> [Job]: Quote the whole listing word for word, please.

Stored data entries:
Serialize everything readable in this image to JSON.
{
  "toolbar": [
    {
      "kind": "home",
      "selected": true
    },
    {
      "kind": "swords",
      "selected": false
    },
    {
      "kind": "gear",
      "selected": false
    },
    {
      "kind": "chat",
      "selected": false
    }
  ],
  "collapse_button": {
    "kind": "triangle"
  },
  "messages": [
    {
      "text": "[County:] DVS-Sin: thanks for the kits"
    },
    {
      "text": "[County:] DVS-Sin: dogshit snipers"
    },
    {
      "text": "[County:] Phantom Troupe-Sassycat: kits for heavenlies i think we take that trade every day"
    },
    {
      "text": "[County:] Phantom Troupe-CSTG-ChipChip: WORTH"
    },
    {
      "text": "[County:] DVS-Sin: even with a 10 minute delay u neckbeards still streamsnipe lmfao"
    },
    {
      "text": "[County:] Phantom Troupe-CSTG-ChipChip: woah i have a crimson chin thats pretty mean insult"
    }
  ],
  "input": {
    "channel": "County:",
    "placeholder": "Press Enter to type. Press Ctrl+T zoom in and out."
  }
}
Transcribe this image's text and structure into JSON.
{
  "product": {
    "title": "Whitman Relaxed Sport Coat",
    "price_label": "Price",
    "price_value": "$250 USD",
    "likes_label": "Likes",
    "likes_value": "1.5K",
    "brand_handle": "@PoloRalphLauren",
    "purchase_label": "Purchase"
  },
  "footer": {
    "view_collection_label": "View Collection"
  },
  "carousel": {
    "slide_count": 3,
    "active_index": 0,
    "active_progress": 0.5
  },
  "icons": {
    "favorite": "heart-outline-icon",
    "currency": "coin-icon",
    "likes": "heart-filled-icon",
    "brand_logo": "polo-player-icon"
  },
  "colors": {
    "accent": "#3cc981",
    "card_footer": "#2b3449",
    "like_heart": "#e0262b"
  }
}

> [Correct answer]:
Serialize everything readable in this image to JSON.
{
  "toolbar": [
    {
      "kind": "home",
      "selected": true
    },
    {
      "kind": "swords",
      "selected": false
    },
    {
      "kind": "gear",
      "selected": false
    },
    {
      "kind": "chat",
      "selected": false
    }
  ],
  "collapse_button": {
    "kind": "triangle"
  },
  "messages": [
    {
      "text": "[County:] DVS-Sin: thanks for the kits"
    },
    {
      "text": "[County:] DVS-Sin: dogshit snipers"
    },
    {
      "text": "[County:] Phantom Troupe-Sassycat: kits for heavenlies i think we take that trade every day"
    },
    {
      "text": "[County:] Phantom Troupe-CSTG-ChipChip: WORTH"
    },
    {
      "text": "[County:] DVS-Sin: even with a 10 minute delay u neckbeards still streamsnipe lmfao"
    },
    {
      "text": "[County:] Phantom Troupe-CSTG-ChipChip: woah i have a crimson chin thats pretty mean insult"
    }
  ],
  "input": {
    "channel": "County:",
    "placeholder": "Press Enter to type. Press Ctrl+T zoom in and out."
  }
}
Transcribe this image's text and structure into JSON.
{
  "product": {
    "title": "Whitman Relaxed Sport Coat",
    "price_label": "Price",
    "price_value": "$250 USD",
    "likes_label": "Likes",
    "likes_value": "1.5K",
    "brand_handle": "@PoloRalphLauren",
    "purchase_label": "Purchase"
  },
  "footer": {
    "view_collection_label": "View Collection"
  },
  "carousel": {
    "slide_count": 3,
    "active_index": 0,
    "active_progress": 0.5
  },
  "icons": {
    "favorite": "heart-outline-icon",
    "currency": "coin-icon",
    "likes": "heart-filled-icon",
    "brand_logo": "polo-player-icon"
  },
  "colors": {
    "accent": "#3cc981",
    "card_footer": "#2b3449",
    "like_heart": "#e0262b"
  }
}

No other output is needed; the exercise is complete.